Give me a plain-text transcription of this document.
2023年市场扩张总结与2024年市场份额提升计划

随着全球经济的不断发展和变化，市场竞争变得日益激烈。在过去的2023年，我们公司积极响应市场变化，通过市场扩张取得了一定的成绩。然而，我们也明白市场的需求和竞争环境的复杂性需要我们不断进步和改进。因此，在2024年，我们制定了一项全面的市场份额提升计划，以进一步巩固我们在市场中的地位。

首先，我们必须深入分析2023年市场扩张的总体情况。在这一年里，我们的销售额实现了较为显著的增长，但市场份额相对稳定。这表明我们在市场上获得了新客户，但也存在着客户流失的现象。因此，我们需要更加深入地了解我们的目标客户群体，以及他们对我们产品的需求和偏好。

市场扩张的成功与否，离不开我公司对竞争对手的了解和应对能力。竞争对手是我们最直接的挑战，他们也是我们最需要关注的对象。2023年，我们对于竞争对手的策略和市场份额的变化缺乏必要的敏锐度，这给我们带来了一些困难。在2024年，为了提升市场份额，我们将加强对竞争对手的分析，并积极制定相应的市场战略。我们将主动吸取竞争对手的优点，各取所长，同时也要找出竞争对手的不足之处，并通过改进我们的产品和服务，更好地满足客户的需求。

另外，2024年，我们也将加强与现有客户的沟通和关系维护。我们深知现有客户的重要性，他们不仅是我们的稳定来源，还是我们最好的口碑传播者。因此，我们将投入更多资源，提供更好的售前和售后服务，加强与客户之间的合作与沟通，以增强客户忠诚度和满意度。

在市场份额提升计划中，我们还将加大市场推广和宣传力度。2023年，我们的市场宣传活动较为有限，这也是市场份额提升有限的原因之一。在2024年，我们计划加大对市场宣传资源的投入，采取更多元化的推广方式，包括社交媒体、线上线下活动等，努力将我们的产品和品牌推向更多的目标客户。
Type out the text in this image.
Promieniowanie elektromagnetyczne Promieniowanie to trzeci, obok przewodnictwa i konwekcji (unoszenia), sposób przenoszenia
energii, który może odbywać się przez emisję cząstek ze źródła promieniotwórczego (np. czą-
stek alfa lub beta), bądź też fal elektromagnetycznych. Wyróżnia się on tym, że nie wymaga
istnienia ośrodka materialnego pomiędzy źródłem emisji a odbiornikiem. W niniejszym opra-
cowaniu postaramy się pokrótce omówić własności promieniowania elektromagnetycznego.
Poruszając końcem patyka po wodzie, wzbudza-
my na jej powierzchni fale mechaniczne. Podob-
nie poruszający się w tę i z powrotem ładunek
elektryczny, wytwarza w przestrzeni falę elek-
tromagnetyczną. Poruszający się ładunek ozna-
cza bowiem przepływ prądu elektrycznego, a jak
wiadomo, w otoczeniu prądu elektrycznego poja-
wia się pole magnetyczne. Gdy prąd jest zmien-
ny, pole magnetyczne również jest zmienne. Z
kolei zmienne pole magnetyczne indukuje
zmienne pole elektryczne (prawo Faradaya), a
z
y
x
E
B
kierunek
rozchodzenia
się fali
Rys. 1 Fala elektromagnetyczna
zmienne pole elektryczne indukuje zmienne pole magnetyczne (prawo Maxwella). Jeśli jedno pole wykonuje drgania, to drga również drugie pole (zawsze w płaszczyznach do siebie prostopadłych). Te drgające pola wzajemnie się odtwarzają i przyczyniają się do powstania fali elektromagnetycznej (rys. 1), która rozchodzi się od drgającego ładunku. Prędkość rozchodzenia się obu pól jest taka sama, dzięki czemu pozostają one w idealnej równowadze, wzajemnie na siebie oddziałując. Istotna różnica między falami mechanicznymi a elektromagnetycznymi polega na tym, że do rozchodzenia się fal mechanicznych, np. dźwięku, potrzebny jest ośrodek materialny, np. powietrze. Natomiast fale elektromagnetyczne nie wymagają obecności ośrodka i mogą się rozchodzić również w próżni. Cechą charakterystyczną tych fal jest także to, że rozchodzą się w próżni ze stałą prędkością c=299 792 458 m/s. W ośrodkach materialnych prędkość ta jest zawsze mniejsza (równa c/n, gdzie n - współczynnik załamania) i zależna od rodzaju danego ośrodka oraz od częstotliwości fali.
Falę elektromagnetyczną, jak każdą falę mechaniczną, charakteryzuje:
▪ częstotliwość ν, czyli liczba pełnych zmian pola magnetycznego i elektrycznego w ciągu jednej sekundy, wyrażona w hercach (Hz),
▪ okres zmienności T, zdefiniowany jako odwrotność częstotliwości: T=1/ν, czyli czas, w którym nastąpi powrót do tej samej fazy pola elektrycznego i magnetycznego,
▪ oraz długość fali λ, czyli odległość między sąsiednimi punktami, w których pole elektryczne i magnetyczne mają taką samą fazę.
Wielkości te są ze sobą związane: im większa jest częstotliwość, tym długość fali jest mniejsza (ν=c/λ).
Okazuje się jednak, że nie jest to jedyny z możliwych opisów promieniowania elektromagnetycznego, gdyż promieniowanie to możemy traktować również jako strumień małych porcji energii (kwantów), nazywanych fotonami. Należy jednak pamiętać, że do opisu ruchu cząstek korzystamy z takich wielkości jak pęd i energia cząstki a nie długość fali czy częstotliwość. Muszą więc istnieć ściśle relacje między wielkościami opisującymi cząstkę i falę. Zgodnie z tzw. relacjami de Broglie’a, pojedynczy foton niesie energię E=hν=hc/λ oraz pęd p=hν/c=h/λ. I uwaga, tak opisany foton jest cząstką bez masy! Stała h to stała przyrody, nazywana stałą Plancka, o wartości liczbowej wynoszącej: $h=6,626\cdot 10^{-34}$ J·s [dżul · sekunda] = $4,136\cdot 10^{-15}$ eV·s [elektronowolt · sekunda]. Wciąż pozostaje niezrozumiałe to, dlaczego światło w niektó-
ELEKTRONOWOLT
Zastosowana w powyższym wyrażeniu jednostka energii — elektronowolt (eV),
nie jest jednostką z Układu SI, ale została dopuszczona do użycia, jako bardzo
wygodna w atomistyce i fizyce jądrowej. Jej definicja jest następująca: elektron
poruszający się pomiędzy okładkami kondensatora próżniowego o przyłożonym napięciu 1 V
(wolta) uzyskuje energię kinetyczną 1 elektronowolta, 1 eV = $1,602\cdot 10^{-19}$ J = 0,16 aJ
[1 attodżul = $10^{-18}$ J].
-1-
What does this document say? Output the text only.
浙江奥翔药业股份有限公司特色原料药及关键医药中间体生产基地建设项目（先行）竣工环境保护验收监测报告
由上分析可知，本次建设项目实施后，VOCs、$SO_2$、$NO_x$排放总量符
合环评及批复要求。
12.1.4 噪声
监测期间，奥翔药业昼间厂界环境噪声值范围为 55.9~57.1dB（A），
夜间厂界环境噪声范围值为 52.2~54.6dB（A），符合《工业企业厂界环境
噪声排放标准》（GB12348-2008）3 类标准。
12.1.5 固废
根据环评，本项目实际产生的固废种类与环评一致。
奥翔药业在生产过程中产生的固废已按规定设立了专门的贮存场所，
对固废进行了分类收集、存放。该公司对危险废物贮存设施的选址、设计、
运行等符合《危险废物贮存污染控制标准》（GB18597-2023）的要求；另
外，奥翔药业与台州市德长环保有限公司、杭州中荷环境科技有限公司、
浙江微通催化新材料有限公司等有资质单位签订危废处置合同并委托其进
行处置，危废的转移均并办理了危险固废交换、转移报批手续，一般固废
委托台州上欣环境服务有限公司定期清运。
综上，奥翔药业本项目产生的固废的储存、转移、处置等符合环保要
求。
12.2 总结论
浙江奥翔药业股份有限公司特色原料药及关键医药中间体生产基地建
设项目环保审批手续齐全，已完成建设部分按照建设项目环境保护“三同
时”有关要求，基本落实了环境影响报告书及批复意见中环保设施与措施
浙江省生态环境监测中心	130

******************************

The records above should all be quoted exactly, please.

Full answer
Give me a plain-text transcription of this document.
2023年市场扩张总结与2024年市场份额提升计划

随着全球经济的不断发展和变化，市场竞争变得日益激烈。在过去的2023年，我们公司积极响应市场变化，通过市场扩张取得了一定的成绩。然而，我们也明白市场的需求和竞争环境的复杂性需要我们不断进步和改进。因此，在2024年，我们制定了一项全面的市场份额提升计划，以进一步巩固我们在市场中的地位。

首先，我们必须深入分析2023年市场扩张的总体情况。在这一年里，我们的销售额实现了较为显著的增长，但市场份额相对稳定。这表明我们在市场上获得了新客户，但也存在着客户流失的现象。因此，我们需要更加深入地了解我们的目标客户群体，以及他们对我们产品的需求和偏好。

市场扩张的成功与否，离不开我公司对竞争对手的了解和应对能力。竞争对手是我们最直接的挑战，他们也是我们最需要关注的对象。2023年，我们对于竞争对手的策略和市场份额的变化缺乏必要的敏锐度，这给我们带来了一些困难。在2024年，为了提升市场份额，我们将加强对竞争对手的分析，并积极制定相应的市场战略。我们将主动吸取竞争对手的优点，各取所长，同时也要找出竞争对手的不足之处，并通过改进我们的产品和服务，更好地满足客户的需求。

另外，2024年，我们也将加强与现有客户的沟通和关系维护。我们深知现有客户的重要性，他们不仅是我们的稳定来源，还是我们最好的口碑传播者。因此，我们将投入更多资源，提供更好的售前和售后服务，加强与客户之间的合作与沟通，以增强客户忠诚度和满意度。

在市场份额提升计划中，我们还将加大市场推广和宣传力度。2023年，我们的市场宣传活动较为有限，这也是市场份额提升有限的原因之一。在2024年，我们计划加大对市场宣传资源的投入，采取更多元化的推广方式，包括社交媒体、线上线下活动等，努力将我们的产品和品牌推向更多的目标客户。
Type out the text in this image.
Promieniowanie elektromagnetyczne Promieniowanie to trzeci, obok przewodnictwa i konwekcji (unoszenia), sposób przenoszenia
energii, który może odbywać się przez emisję cząstek ze źródła promieniotwórczego (np. czą-
stek alfa lub beta), bądź też fal elektromagnetycznych. Wyróżnia się on tym, że nie wymaga
istnienia ośrodka materialnego pomiędzy źródłem emisji a odbiornikiem. W niniejszym opra-
cowaniu postaramy się pokrótce omówić własności promieniowania elektromagnetycznego.
Poruszając końcem patyka po wodzie, wzbudza-
my na jej powierzchni fale mechaniczne. Podob-
nie poruszający się w tę i z powrotem ładunek
elektryczny, wytwarza w przestrzeni falę elek-
tromagnetyczną. Poruszający się ładunek ozna-
cza bowiem przepływ prądu elektrycznego, a jak
wiadomo, w otoczeniu prądu elektrycznego poja-
wia się pole magnetyczne. Gdy prąd jest zmien-
ny, pole magnetyczne również jest zmienne. Z
kolei zmienne pole magnetyczne indukuje
zmienne pole elektryczne (prawo Faradaya), a
z
y
x
E
B
kierunek
rozchodzenia
się fali
Rys. 1 Fala elektromagnetyczna
zmienne pole elektryczne indukuje zmienne pole magnetyczne (prawo Maxwella). Jeśli jedno pole wykonuje drgania, to drga również drugie pole (zawsze w płaszczyznach do siebie prostopadłych). Te drgające pola wzajemnie się odtwarzają i przyczyniają się do powstania fali elektromagnetycznej (rys. 1), która rozchodzi się od drgającego ładunku. Prędkość rozchodzenia się obu pól jest taka sama, dzięki czemu pozostają one w idealnej równowadze, wzajemnie na siebie oddziałując. Istotna różnica między falami mechanicznymi a elektromagnetycznymi polega na tym, że do rozchodzenia się fal mechanicznych, np. dźwięku, potrzebny jest ośrodek materialny, np. powietrze. Natomiast fale elektromagnetyczne nie wymagają obecności ośrodka i mogą się rozchodzić również w próżni. Cechą charakterystyczną tych fal jest także to, że rozchodzą się w próżni ze stałą prędkością c=299 792 458 m/s. W ośrodkach materialnych prędkość ta jest zawsze mniejsza (równa c/n, gdzie n - współczynnik załamania) i zależna od rodzaju danego ośrodka oraz od częstotliwości fali.
Falę elektromagnetyczną, jak każdą falę mechaniczną, charakteryzuje:
▪ częstotliwość ν, czyli liczba pełnych zmian pola magnetycznego i elektrycznego w ciągu jednej sekundy, wyrażona w hercach (Hz),
▪ okres zmienności T, zdefiniowany jako odwrotność częstotliwości: T=1/ν, czyli czas, w którym nastąpi powrót do tej samej fazy pola elektrycznego i magnetycznego,
▪ oraz długość fali λ, czyli odległość między sąsiednimi punktami, w których pole elektryczne i magnetyczne mają taką samą fazę.
Wielkości te są ze sobą związane: im większa jest częstotliwość, tym długość fali jest mniejsza (ν=c/λ).
Okazuje się jednak, że nie jest to jedyny z możliwych opisów promieniowania elektromagnetycznego, gdyż promieniowanie to możemy traktować również jako strumień małych porcji energii (kwantów), nazywanych fotonami. Należy jednak pamiętać, że do opisu ruchu cząstek korzystamy z takich wielkości jak pęd i energia cząstki a nie długość fali czy częstotliwość. Muszą więc istnieć ściśle relacje między wielkościami opisującymi cząstkę i falę. Zgodnie z tzw. relacjami de Broglie’a, pojedynczy foton niesie energię E=hν=hc/λ oraz pęd p=hν/c=h/λ. I uwaga, tak opisany foton jest cząstką bez masy! Stała h to stała przyrody, nazywana stałą Plancka, o wartości liczbowej wynoszącej: $h=6,626\cdot 10^{-34}$ J·s [dżul · sekunda] = $4,136\cdot 10^{-15}$ eV·s [elektronowolt · sekunda]. Wciąż pozostaje niezrozumiałe to, dlaczego światło w niektó-
ELEKTRONOWOLT
Zastosowana w powyższym wyrażeniu jednostka energii — elektronowolt (eV),
nie jest jednostką z Układu SI, ale została dopuszczona do użycia, jako bardzo
wygodna w atomistyce i fizyce jądrowej. Jej definicja jest następująca: elektron
poruszający się pomiędzy okładkami kondensatora próżniowego o przyłożonym napięciu 1 V
(wolta) uzyskuje energię kinetyczną 1 elektronowolta, 1 eV = $1,602\cdot 10^{-19}$ J = 0,16 aJ
[1 attodżul = $10^{-18}$ J].
-1-
What does this document say? Output the text only.
浙江奥翔药业股份有限公司特色原料药及关键医药中间体生产基地建设项目（先行）竣工环境保护验收监测报告
由上分析可知，本次建设项目实施后，VOCs、$SO_2$、$NO_x$排放总量符
合环评及批复要求。
12.1.4 噪声
监测期间，奥翔药业昼间厂界环境噪声值范围为 55.9~57.1dB（A），
夜间厂界环境噪声范围值为 52.2~54.6dB（A），符合《工业企业厂界环境
噪声排放标准》（GB12348-2008）3 类标准。
12.1.5 固废
根据环评，本项目实际产生的固废种类与环评一致。
奥翔药业在生产过程中产生的固废已按规定设立了专门的贮存场所，
对固废进行了分类收集、存放。该公司对危险废物贮存设施的选址、设计、
运行等符合《危险废物贮存污染控制标准》（GB18597-2023）的要求；另
外，奥翔药业与台州市德长环保有限公司、杭州中荷环境科技有限公司、
浙江微通催化新材料有限公司等有资质单位签订危废处置合同并委托其进
行处置，危废的转移均并办理了危险固废交换、转移报批手续，一般固废
委托台州上欣环境服务有限公司定期清运。
综上，奥翔药业本项目产生的固废的储存、转移、处置等符合环保要
求。
12.2 总结论
浙江奥翔药业股份有限公司特色原料药及关键医药中间体生产基地建
设项目环保审批手续齐全，已完成建设部分按照建设项目环境保护“三同
时”有关要求，基本落实了环境影响报告书及批复意见中环保设施与措施
浙江省生态环境监测中心	130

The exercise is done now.